SUPPLIED RECORDS =
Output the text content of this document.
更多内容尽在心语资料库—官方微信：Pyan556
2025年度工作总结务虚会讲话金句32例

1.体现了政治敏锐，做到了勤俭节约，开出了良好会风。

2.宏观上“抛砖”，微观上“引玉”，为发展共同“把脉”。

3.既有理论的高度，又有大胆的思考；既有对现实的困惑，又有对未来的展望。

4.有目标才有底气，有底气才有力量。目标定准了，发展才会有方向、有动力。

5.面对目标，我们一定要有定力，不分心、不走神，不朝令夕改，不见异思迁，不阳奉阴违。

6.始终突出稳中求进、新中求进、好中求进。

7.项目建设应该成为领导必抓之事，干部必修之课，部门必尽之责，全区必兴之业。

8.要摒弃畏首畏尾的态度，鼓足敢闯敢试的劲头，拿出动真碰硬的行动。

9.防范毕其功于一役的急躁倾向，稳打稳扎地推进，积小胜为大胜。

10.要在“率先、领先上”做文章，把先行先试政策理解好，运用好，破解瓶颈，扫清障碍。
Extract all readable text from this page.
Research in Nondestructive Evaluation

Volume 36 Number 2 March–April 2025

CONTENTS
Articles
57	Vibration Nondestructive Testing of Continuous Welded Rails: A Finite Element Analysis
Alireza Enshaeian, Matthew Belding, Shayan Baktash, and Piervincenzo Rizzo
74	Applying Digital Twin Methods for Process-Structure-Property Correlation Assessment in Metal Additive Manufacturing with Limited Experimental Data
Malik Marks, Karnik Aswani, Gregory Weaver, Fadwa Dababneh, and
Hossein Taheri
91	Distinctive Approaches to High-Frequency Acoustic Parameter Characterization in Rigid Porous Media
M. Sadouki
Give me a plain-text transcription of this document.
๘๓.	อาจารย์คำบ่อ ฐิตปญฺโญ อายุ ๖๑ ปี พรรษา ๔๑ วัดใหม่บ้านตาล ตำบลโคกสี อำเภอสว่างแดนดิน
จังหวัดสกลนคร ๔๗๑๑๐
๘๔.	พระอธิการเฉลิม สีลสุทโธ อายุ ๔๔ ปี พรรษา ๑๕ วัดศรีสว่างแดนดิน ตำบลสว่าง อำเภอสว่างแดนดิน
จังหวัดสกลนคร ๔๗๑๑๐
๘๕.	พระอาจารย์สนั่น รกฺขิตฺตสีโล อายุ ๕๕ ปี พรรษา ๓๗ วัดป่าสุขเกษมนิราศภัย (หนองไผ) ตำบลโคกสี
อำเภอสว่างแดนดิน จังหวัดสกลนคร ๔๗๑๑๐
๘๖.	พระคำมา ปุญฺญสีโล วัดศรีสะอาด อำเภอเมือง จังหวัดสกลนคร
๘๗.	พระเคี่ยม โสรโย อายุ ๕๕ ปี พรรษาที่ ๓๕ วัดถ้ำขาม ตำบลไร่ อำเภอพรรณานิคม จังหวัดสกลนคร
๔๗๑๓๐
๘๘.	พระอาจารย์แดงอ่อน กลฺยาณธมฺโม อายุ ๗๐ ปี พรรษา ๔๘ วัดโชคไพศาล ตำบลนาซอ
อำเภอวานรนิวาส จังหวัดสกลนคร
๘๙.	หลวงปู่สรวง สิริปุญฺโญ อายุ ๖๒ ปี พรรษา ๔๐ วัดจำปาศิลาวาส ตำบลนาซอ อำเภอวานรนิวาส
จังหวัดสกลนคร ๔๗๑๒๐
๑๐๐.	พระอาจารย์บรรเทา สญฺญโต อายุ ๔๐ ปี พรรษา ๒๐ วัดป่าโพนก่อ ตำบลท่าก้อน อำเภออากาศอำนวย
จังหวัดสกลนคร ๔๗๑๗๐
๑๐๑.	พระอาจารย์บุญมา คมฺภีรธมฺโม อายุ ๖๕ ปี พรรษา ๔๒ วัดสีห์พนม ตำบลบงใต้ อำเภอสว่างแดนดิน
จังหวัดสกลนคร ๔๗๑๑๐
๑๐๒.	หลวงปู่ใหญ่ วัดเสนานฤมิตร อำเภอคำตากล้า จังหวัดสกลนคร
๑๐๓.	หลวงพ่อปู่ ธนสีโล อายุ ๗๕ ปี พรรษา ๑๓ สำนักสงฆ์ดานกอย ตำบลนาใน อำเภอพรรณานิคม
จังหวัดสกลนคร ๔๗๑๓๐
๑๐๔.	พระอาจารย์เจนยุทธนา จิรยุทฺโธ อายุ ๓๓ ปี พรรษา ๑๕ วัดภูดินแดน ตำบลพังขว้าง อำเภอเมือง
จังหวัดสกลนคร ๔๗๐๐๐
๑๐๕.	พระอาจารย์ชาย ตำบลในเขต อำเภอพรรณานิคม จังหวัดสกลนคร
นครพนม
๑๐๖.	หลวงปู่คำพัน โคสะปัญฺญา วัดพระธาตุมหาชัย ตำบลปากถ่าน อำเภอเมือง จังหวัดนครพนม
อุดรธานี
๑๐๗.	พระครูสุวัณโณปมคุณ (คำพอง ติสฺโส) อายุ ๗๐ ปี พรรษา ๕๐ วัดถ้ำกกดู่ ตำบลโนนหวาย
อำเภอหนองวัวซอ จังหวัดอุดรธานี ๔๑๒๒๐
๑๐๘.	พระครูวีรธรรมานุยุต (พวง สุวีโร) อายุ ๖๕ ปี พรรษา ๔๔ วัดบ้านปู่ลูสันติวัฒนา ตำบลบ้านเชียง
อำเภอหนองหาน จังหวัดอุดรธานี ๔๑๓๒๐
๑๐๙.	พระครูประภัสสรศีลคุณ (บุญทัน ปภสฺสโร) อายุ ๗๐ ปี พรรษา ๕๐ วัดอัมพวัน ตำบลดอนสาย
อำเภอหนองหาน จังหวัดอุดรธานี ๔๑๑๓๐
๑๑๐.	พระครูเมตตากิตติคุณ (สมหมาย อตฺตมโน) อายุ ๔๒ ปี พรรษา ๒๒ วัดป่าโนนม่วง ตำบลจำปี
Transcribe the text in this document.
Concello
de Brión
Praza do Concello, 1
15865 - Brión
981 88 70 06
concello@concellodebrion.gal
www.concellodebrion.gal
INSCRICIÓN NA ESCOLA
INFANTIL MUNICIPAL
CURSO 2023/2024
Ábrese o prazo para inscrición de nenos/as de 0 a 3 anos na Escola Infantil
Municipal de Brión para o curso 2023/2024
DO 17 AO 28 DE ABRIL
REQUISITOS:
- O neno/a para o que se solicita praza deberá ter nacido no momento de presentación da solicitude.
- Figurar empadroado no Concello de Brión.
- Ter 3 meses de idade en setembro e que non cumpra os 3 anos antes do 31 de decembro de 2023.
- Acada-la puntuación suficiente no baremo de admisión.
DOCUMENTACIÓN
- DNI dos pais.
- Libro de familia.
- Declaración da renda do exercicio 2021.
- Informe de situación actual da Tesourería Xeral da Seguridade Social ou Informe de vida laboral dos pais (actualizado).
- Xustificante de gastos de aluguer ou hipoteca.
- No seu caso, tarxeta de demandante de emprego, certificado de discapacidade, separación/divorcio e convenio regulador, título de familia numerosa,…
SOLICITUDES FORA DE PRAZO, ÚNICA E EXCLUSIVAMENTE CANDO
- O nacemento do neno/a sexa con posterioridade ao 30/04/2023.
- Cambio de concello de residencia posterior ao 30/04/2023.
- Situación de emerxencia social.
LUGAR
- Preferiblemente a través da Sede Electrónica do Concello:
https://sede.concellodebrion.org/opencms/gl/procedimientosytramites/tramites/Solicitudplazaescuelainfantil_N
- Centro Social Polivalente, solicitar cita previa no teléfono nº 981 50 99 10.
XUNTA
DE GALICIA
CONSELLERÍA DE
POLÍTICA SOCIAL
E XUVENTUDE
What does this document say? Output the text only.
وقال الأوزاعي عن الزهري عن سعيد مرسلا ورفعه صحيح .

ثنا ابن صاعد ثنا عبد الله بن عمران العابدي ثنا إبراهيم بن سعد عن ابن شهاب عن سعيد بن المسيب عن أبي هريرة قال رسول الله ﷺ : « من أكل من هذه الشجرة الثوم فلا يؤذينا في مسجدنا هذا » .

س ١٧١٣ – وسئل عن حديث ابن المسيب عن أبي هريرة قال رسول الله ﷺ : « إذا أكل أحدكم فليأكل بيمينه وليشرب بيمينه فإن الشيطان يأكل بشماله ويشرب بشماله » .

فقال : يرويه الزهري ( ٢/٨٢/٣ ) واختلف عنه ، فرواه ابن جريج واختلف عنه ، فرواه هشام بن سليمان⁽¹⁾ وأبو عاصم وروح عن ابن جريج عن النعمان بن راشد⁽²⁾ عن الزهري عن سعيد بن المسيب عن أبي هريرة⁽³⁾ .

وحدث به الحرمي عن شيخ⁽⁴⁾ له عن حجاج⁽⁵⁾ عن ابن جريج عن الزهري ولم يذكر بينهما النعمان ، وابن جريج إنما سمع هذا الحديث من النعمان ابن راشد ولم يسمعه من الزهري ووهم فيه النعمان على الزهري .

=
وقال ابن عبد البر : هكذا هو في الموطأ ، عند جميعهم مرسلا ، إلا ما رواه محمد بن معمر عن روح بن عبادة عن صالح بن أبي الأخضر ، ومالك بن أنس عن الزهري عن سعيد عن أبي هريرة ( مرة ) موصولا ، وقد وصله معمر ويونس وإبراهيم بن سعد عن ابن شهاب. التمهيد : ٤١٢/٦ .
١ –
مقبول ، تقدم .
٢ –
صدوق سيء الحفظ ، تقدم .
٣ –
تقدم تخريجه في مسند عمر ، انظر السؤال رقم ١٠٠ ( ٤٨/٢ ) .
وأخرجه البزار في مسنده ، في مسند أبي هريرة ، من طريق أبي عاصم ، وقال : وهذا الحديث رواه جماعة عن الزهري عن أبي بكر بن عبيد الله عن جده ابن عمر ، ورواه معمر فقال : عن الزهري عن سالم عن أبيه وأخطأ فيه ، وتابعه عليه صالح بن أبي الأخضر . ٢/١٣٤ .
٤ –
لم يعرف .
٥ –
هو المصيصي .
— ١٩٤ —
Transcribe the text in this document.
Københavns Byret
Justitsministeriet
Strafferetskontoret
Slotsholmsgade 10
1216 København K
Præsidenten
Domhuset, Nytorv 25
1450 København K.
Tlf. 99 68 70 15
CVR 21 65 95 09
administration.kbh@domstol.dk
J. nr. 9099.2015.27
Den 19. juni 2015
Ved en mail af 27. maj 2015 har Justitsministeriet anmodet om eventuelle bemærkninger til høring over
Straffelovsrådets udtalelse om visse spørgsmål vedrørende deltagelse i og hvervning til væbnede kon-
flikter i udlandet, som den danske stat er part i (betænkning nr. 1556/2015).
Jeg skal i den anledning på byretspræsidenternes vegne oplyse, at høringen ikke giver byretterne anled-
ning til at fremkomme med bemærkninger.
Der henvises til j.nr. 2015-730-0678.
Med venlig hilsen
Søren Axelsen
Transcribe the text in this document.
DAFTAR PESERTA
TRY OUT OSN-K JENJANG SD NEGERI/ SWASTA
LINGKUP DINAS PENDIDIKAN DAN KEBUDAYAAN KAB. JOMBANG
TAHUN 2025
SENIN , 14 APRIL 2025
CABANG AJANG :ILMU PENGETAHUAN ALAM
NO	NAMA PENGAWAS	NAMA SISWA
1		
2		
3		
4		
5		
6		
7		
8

EXERCISE TASK = Of all the lines in the entries, how many contain the word "ตำบลนาซอ"? Give only the number.

SOLUTION TO THIS TASK = 2